→ Dataset records
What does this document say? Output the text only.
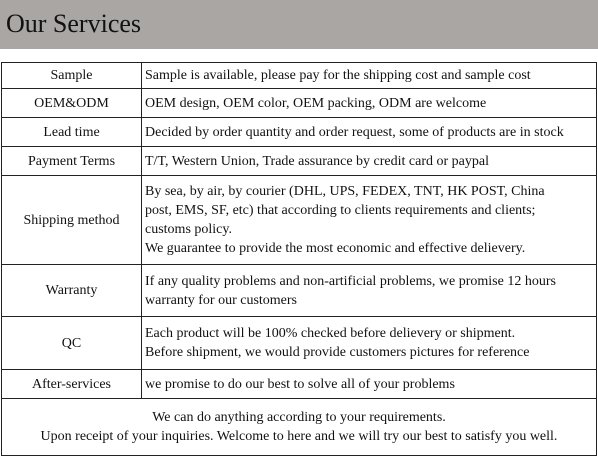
Our Services
Sample	Sample is available, please pay for the shipping cost and sample cost

OEM&ODM	OEM design, OEM color, OEM packing, ODM are welcome

Lead time	Decided by order quantity and order request, some of products are in stock

Payment Terms	T/T, Western Union, Trade assurance by credit card or paypal

Shipping method	By sea, by air, by courier (DHL, UPS, FEDEX, TNT, HK POST, China
post, EMS, SF, etc) that according to clients requirements and clients;
customs policy.
We guarantee to provide the most economic and effective delievery.

Warranty	If any quality problems and non-artificial problems, we promise 12 hours
warranty for our customers

QC	Each product will be 100% checked before delievery or shipment.
Before shipment, we would provide customers pictures for reference

After-services	we promise to do our best to solve all of your problems

We can do anything according to your requirements.
Upon receipt of your inquiries. Welcome to here and we will try our best to satisfy you well.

→ Exercise instructions
Copy every single line of the material above that holds "according".

→ Completed exercise
post, EMS, SF, etc) that according to clients requirements and clients;
We can do anything according to your requirements.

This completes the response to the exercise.